▶ [Goal of the exercise]
Reproduce the full listing below unchanged, apart from the pictures.

▶ [Listing]
━━━━

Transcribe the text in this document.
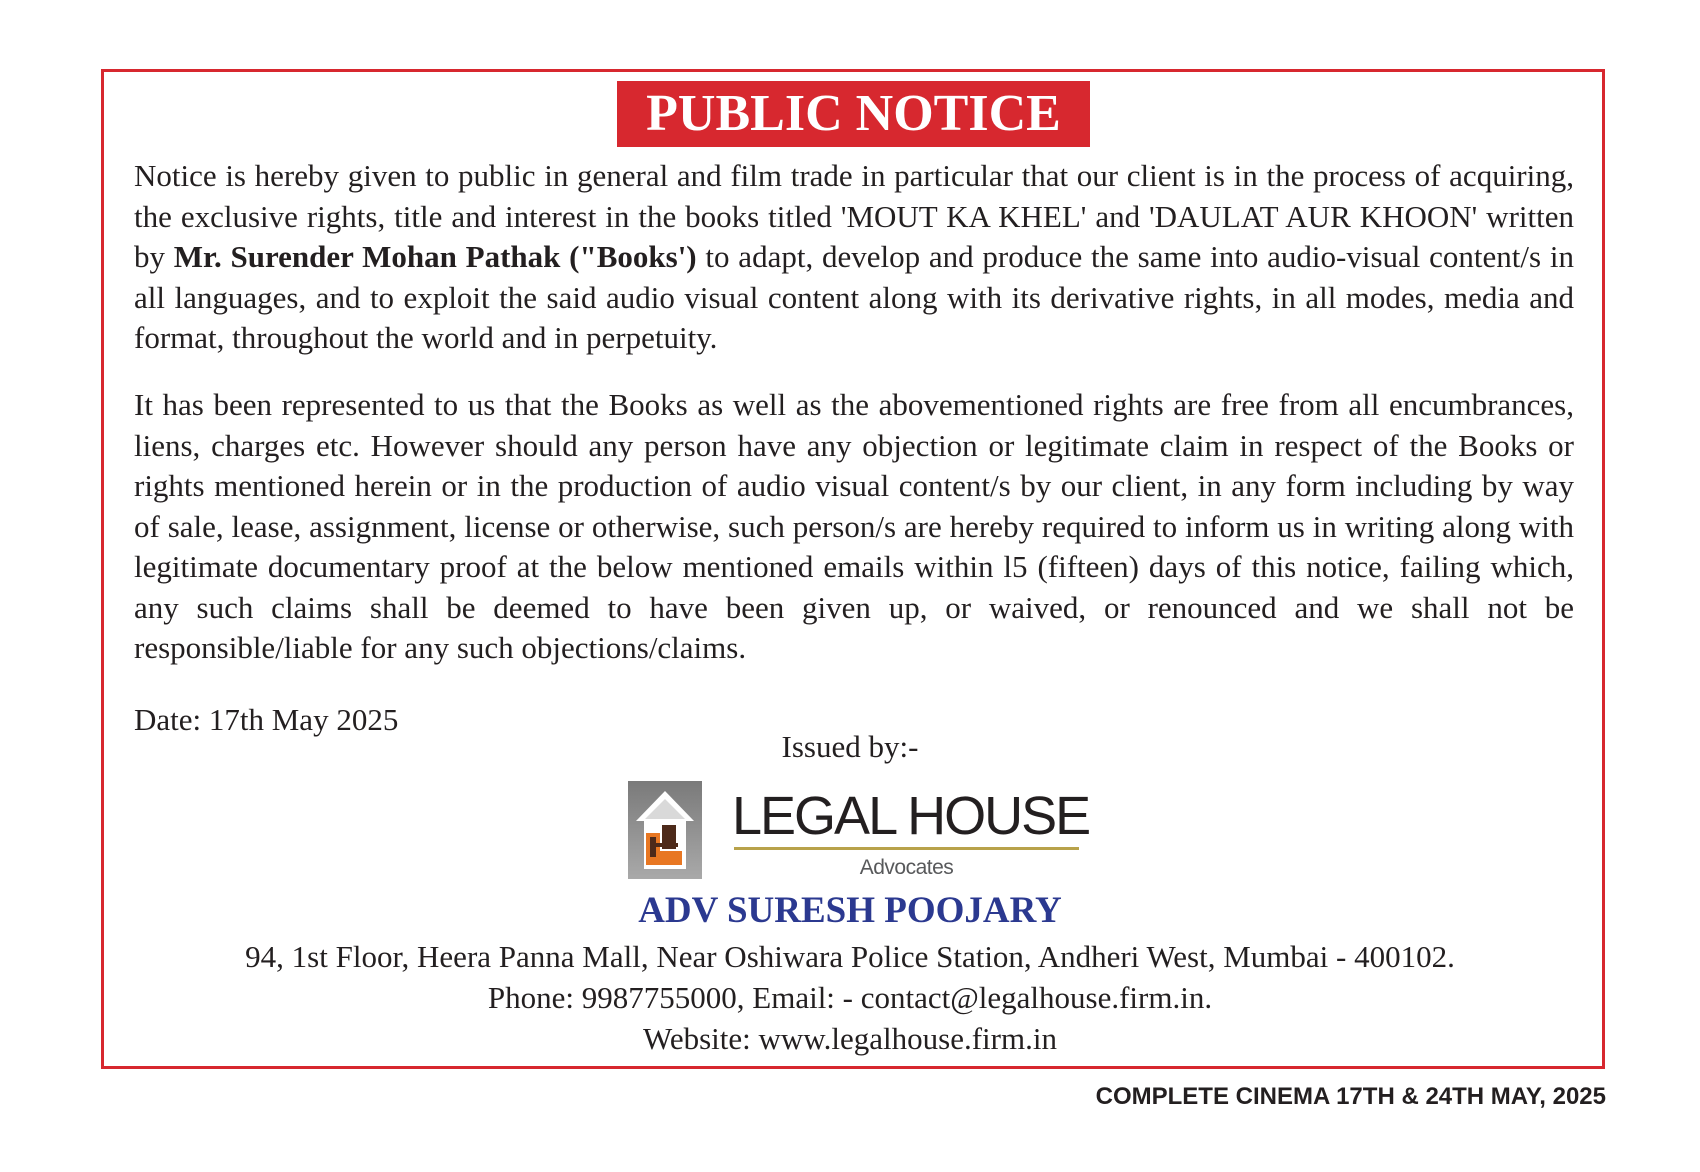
PUBLIC NOTICE

Notice is hereby given to public in general and film trade in particular that our client is in the process of acquiring, the exclusive rights, title and interest in the books titled 'MOUT KA KHEL' and 'DAULAT AUR KHOON' written by Mr. Surender Mohan Pathak ("Books') to adapt, develop and produce the same into audio-visual content/s in all languages, and to exploit the said audio visual content along with its derivative rights, in all modes, media and format, throughout the world and in perpetuity.

It has been represented to us that the Books as well as the abovementioned rights are free from all encumbrances, liens, charges etc. However should any person have any objection or legitimate claim in respect of the Books or rights mentioned herein or in the production of audio visual content/s by our client, in any form including by way of sale, lease, assignment, license or otherwise, such person/s are hereby required to inform us in writing along with legitimate documentary proof at the below mentioned emails within l5 (fifteen) days of this notice, failing which, any such claims shall be deemed to have been given up, or waived, or renounced and we shall not be responsible/liable for any such objections/claims.

Date: 17th May 2025
Issued by:-
LEGAL HOUSE
Advocates
ADV SURESH POOJARY
94, 1st Floor, Heera Panna Mall, Near Oshiwara Police Station, Andheri West, Mumbai - 400102.
Phone: 9987755000, Email: - contact@legalhouse.firm.in.
Website: www.legalhouse.firm.in
COMPLETE CINEMA 17TH & 24TH MAY, 2025
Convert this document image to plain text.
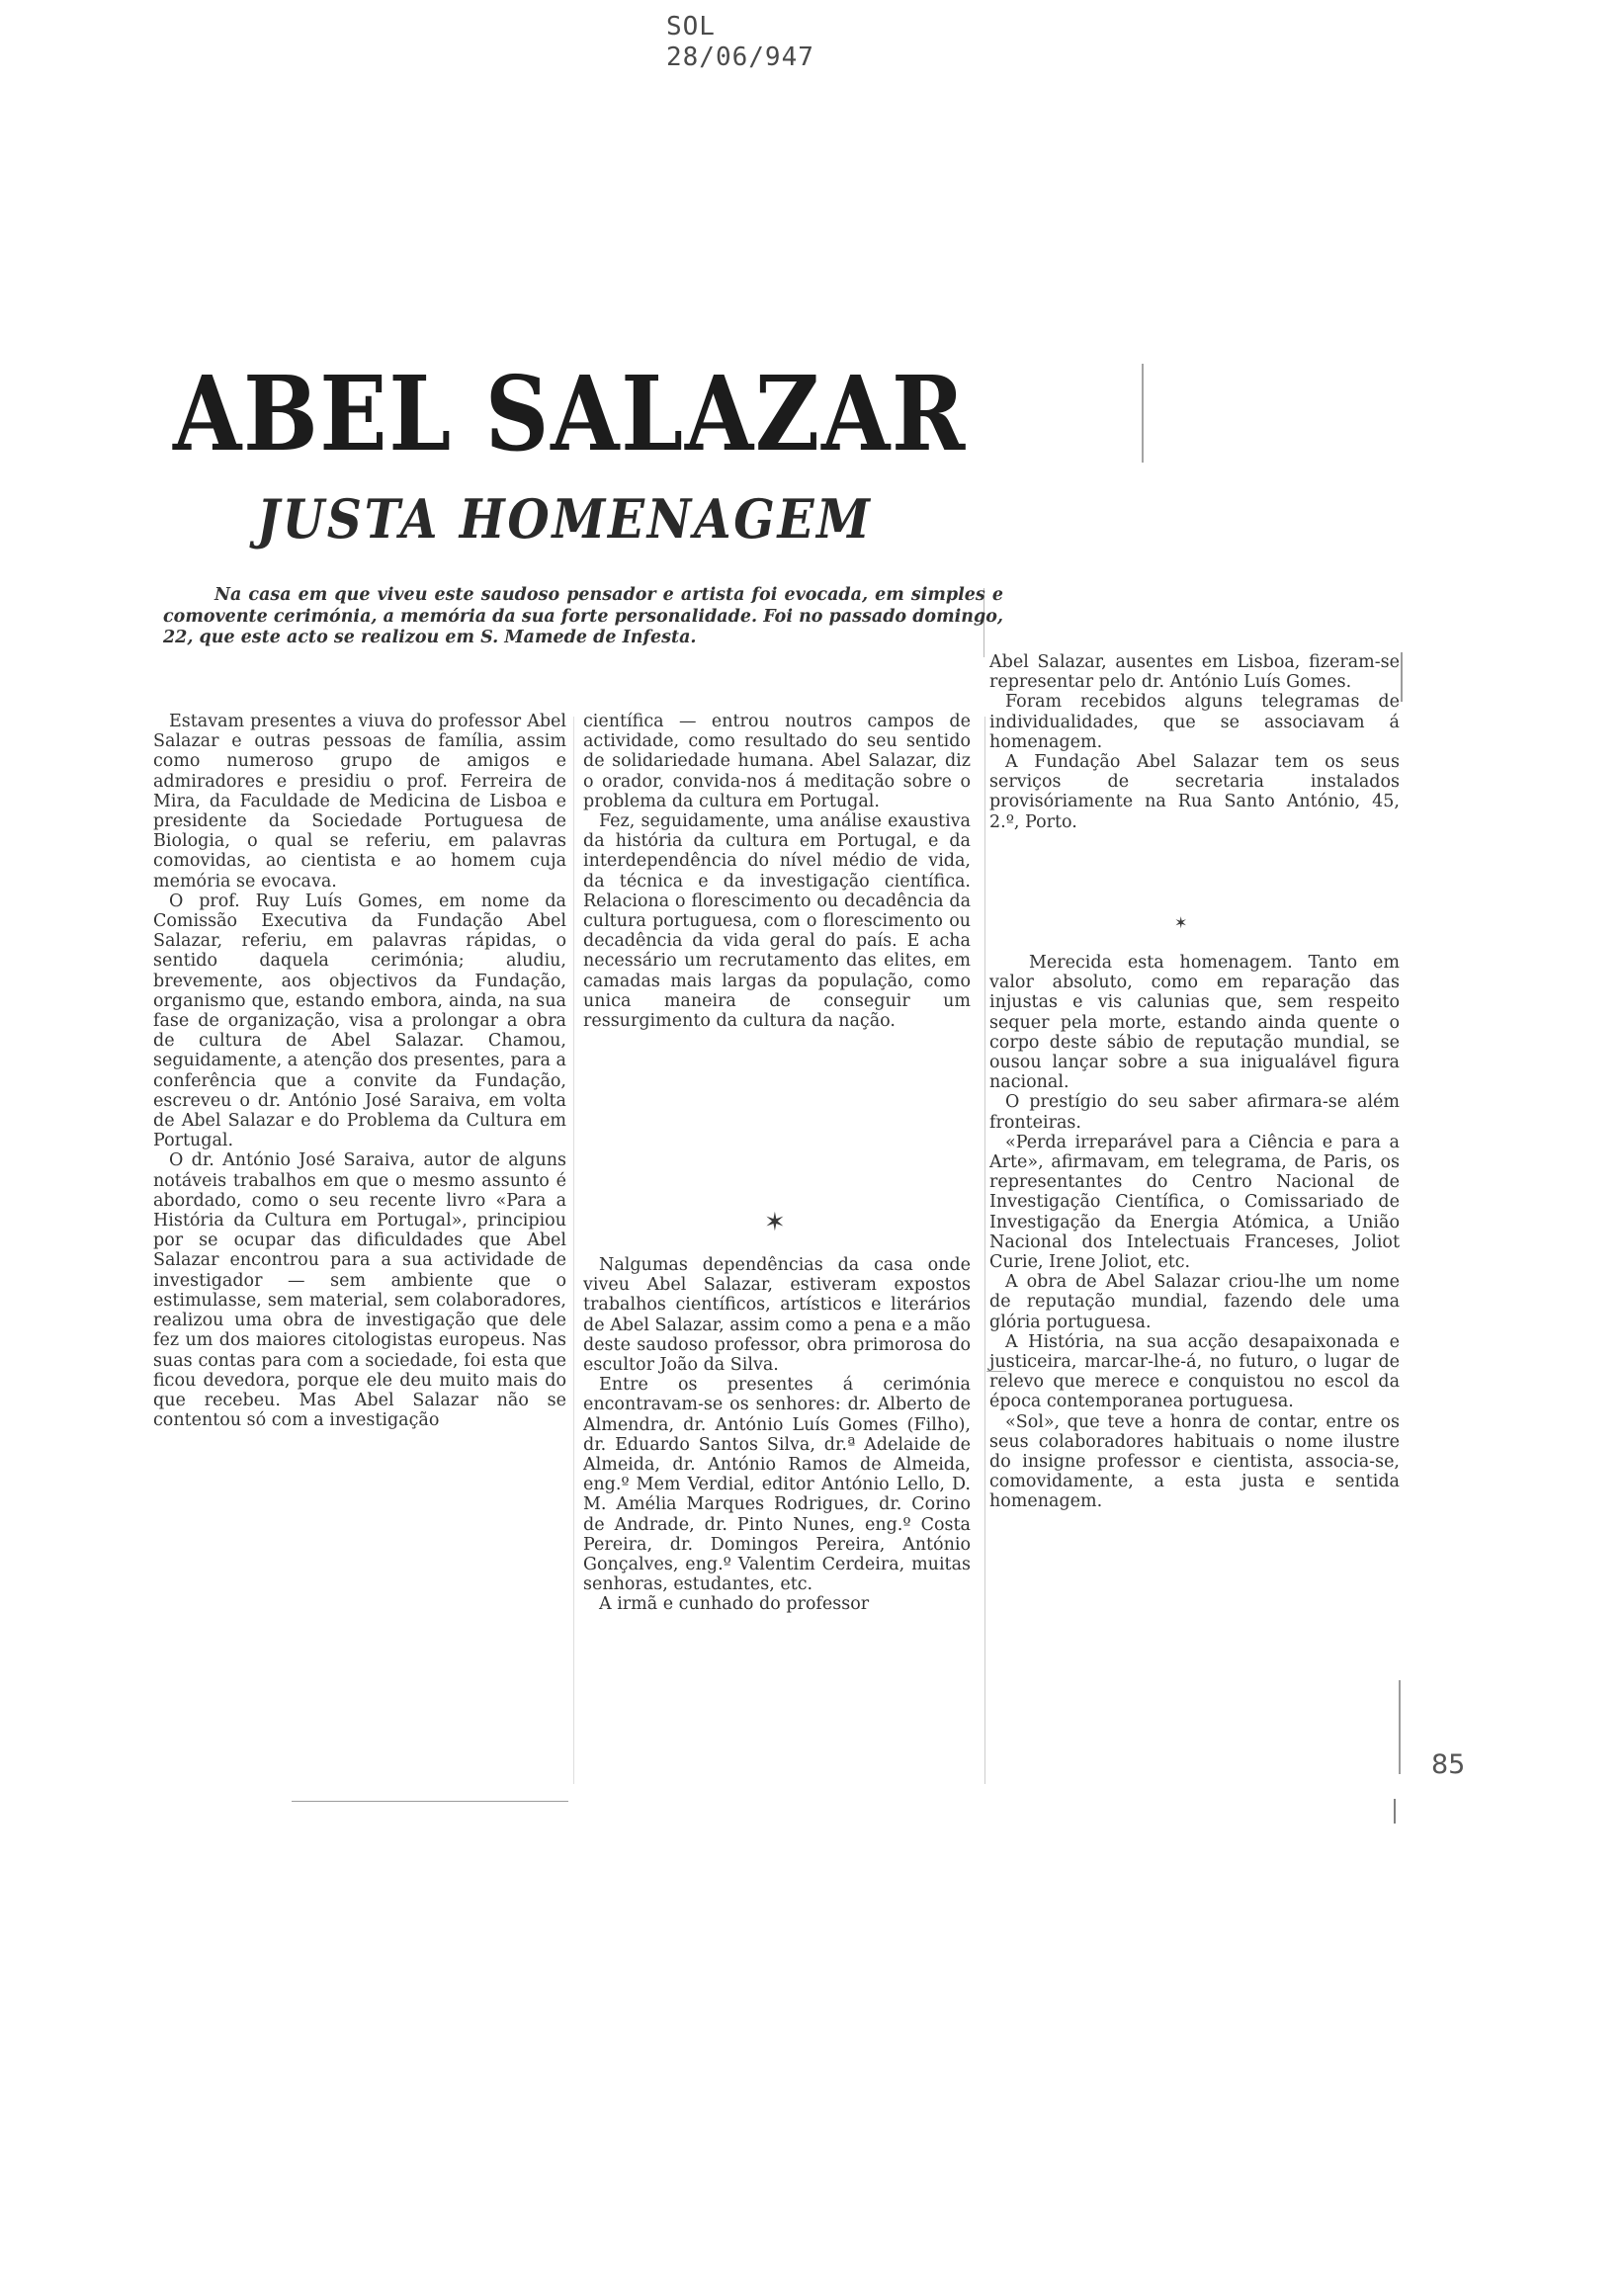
SOL
28/06/947
ABEL SALAZAR
JUSTA HOMENAGEM
Na casa em que viveu este saudoso pensador e artista foi evocada, em simples e comovente cerimónia, a memória da sua forte personalidade. Foi no passado domingo, 22, que este acto se realizou em S. Mamede de Infesta.

Estavam presentes a viuva do professor Abel Salazar e outras pessoas de família, assim como numeroso grupo de amigos e admiradores e presidiu o prof. Ferreira de Mira, da Faculdade de Medicina de Lisboa e presidente da Sociedade Portuguesa de Biologia, o qual se referiu, em palavras comovidas, ao cientista e ao homem cuja memória se evocava.

O prof. Ruy Luís Gomes, em nome da Comissão Executiva da Fundação Abel Salazar, referiu, em palavras rápidas, o sentido daquela cerimónia; aludiu, brevemente, aos objectivos da Fundação, organismo que, estando embora, ainda, na sua fase de organização, visa a prolongar a obra de cultura de Abel Salazar. Chamou, seguidamente, a atenção dos presentes, para a conferência que a convite da Fundação, escreveu o dr. António José Saraiva, em volta de Abel Salazar e do Problema da Cultura em Portugal.

O dr. António José Saraiva, autor de alguns notáveis trabalhos em que o mesmo assunto é abordado, como o seu recente livro «Para a História da Cultura em Portugal», principiou por se ocupar das dificuldades que Abel Salazar encontrou para a sua actividade de investigador — sem ambiente que o estimulasse, sem material, sem colaboradores, realizou uma obra de investigação que dele fez um dos maiores citologistas europeus. Nas suas contas para com a sociedade, foi esta que ficou devedora, porque ele deu muito mais do que recebeu. Mas Abel Salazar não se contentou só com a investigação

científica — entrou noutros campos de actividade, como resultado do seu sentido de solidariedade humana. Abel Salazar, diz o orador, convida-nos á meditação sobre o problema da cultura em Portugal.

Fez, seguidamente, uma análise exaustiva da história da cultura em Portugal, e da interdependência do nível médio de vida, da técnica e da investigação científica. Relaciona o florescimento ou decadência da cultura portuguesa, com o florescimento ou decadência da vida geral do país. E acha necessário um recrutamento das elites, em camadas mais largas da população, como unica maneira de conseguir um ressurgimento da cultura da nação.

✶

Nalgumas dependências da casa onde viveu Abel Salazar, estiveram expostos trabalhos científicos, artísticos e literários de Abel Salazar, assim como a pena e a mão deste saudoso professor, obra primorosa do escultor João da Silva.

Entre os presentes á cerimónia encontravam-se os senhores: dr. Alberto de Almendra, dr. António Luís Gomes (Filho), dr. Eduardo Santos Silva, dr.ª Adelaide de Almeida, dr. António Ramos de Almeida, eng.º Mem Verdial, editor António Lello, D. M. Amélia Marques Rodrigues, dr. Corino de Andrade, dr. Pinto Nunes, eng.º Costa Pereira, dr. Domingos Pereira, António Gonçalves, eng.º Valentim Cerdeira, muitas senhoras, estudantes, etc.

A irmã e cunhado do professor

Abel Salazar, ausentes em Lisboa, fizeram-se representar pelo dr. António Luís Gomes.

Foram recebidos alguns telegramas de individualidades, que se associavam á homenagem.

A Fundação Abel Salazar tem os seus serviços de secretaria instalados provisóriamente na Rua Santo António, 45, 2.º, Porto.

✶

Merecida esta homenagem. Tanto em valor absoluto, como em reparação das injustas e vis calunias que, sem respeito sequer pela morte, estando ainda quente o corpo deste sábio de reputação mundial, se ousou lançar sobre a sua inigualável figura nacional.

O prestígio do seu saber afirmara-se além fronteiras.

«Perda irreparável para a Ciência e para a Arte», afirmavam, em telegrama, de Paris, os representantes do Centro Nacional de Investigação Científica, o Comissariado de Investigação da Energia Atómica, a União Nacional dos Intelectuais Franceses, Joliot Curie, Irene Joliot, etc.

A obra de Abel Salazar criou-lhe um nome de reputação mundial, fazendo dele uma glória portuguesa.

A História, na sua acção desapaixonada e justiceira, marcar-lhe-á, no futuro, o lugar de relevo que merece e conquistou no escol da época contemporanea portuguesa.

«Sol», que teve a honra de contar, entre os seus colaboradores habituais o nome ilustre do insigne professor e cientista, associa-se, comovidamente, a esta justa e sentida homenagem.

85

━━━━

▶ [Problem solution]
Transcribe the text in this document.
PUBLIC NOTICE

Notice is hereby given to public in general and film trade in particular that our client is in the process of acquiring, the exclusive rights, title and interest in the books titled 'MOUT KA KHEL' and 'DAULAT AUR KHOON' written by Mr. Surender Mohan Pathak ("Books') to adapt, develop and produce the same into audio-visual content/s in all languages, and to exploit the said audio visual content along with its derivative rights, in all modes, media and format, throughout the world and in perpetuity.

It has been represented to us that the Books as well as the abovementioned rights are free from all encumbrances, liens, charges etc. However should any person have any objection or legitimate claim in respect of the Books or rights mentioned herein or in the production of audio visual content/s by our client, in any form including by way of sale, lease, assignment, license or otherwise, such person/s are hereby required to inform us in writing along with legitimate documentary proof at the below mentioned emails within l5 (fifteen) days of this notice, failing which, any such claims shall be deemed to have been given up, or waived, or renounced and we shall not be responsible/liable for any such objections/claims.

Date: 17th May 2025
Issued by:-
LEGAL HOUSE
Advocates
ADV SURESH POOJARY
94, 1st Floor, Heera Panna Mall, Near Oshiwara Police Station, Andheri West, Mumbai - 400102.
Phone: 9987755000, Email: - contact@legalhouse.firm.in.
Website: www.legalhouse.firm.in
COMPLETE CINEMA 17TH & 24TH MAY, 2025
Convert this document image to plain text.
SOL
28/06/947
ABEL SALAZAR
JUSTA HOMENAGEM
Na casa em que viveu este saudoso pensador e artista foi evocada, em simples e comovente cerimónia, a memória da sua forte personalidade. Foi no passado domingo, 22, que este acto se realizou em S. Mamede de Infesta.

Estavam presentes a viuva do professor Abel Salazar e outras pessoas de família, assim como numeroso grupo de amigos e admiradores e presidiu o prof. Ferreira de Mira, da Faculdade de Medicina de Lisboa e presidente da Sociedade Portuguesa de Biologia, o qual se referiu, em palavras comovidas, ao cientista e ao homem cuja memória se evocava.

O prof. Ruy Luís Gomes, em nome da Comissão Executiva da Fundação Abel Salazar, referiu, em palavras rápidas, o sentido daquela cerimónia; aludiu, brevemente, aos objectivos da Fundação, organismo que, estando embora, ainda, na sua fase de organização, visa a prolongar a obra de cultura de Abel Salazar. Chamou, seguidamente, a atenção dos presentes, para a conferência que a convite da Fundação, escreveu o dr. António José Saraiva, em volta de Abel Salazar e do Problema da Cultura em Portugal.

O dr. António José Saraiva, autor de alguns notáveis trabalhos em que o mesmo assunto é abordado, como o seu recente livro «Para a História da Cultura em Portugal», principiou por se ocupar das dificuldades que Abel Salazar encontrou para a sua actividade de investigador — sem ambiente que o estimulasse, sem material, sem colaboradores, realizou uma obra de investigação que dele fez um dos maiores citologistas europeus. Nas suas contas para com a sociedade, foi esta que ficou devedora, porque ele deu muito mais do que recebeu. Mas Abel Salazar não se contentou só com a investigação

científica — entrou noutros campos de actividade, como resultado do seu sentido de solidariedade humana. Abel Salazar, diz o orador, convida-nos á meditação sobre o problema da cultura em Portugal.

Fez, seguidamente, uma análise exaustiva da história da cultura em Portugal, e da interdependência do nível médio de vida, da técnica e da investigação científica. Relaciona o florescimento ou decadência da cultura portuguesa, com o florescimento ou decadência da vida geral do país. E acha necessário um recrutamento das elites, em camadas mais largas da população, como unica maneira de conseguir um ressurgimento da cultura da nação.

✶

Nalgumas dependências da casa onde viveu Abel Salazar, estiveram expostos trabalhos científicos, artísticos e literários de Abel Salazar, assim como a pena e a mão deste saudoso professor, obra primorosa do escultor João da Silva.

Entre os presentes á cerimónia encontravam-se os senhores: dr. Alberto de Almendra, dr. António Luís Gomes (Filho), dr. Eduardo Santos Silva, dr.ª Adelaide de Almeida, dr. António Ramos de Almeida, eng.º Mem Verdial, editor António Lello, D. M. Amélia Marques Rodrigues, dr. Corino de Andrade, dr. Pinto Nunes, eng.º Costa Pereira, dr. Domingos Pereira, António Gonçalves, eng.º Valentim Cerdeira, muitas senhoras, estudantes, etc.

A irmã e cunhado do professor

Abel Salazar, ausentes em Lisboa, fizeram-se representar pelo dr. António Luís Gomes.

Foram recebidos alguns telegramas de individualidades, que se associavam á homenagem.

A Fundação Abel Salazar tem os seus serviços de secretaria instalados provisóriamente na Rua Santo António, 45, 2.º, Porto.

✶

Merecida esta homenagem. Tanto em valor absoluto, como em reparação das injustas e vis calunias que, sem respeito sequer pela morte, estando ainda quente o corpo deste sábio de reputação mundial, se ousou lançar sobre a sua inigualável figura nacional.

O prestígio do seu saber afirmara-se além fronteiras.

«Perda irreparável para a Ciência e para a Arte», afirmavam, em telegrama, de Paris, os representantes do Centro Nacional de Investigação Científica, o Comissariado de Investigação da Energia Atómica, a União Nacional dos Intelectuais Franceses, Joliot Curie, Irene Joliot, etc.

A obra de Abel Salazar criou-lhe um nome de reputação mundial, fazendo dele uma glória portuguesa.

A História, na sua acção desapaixonada e justiceira, marcar-lhe-á, no futuro, o lugar de relevo que merece e conquistou no escol da época contemporanea portuguesa.

«Sol», que teve a honra de contar, entre os seus colaboradores habituais o nome ilustre do insigne professor e cientista, associa-se, comovidamente, a esta justa e sentida homenagem.

85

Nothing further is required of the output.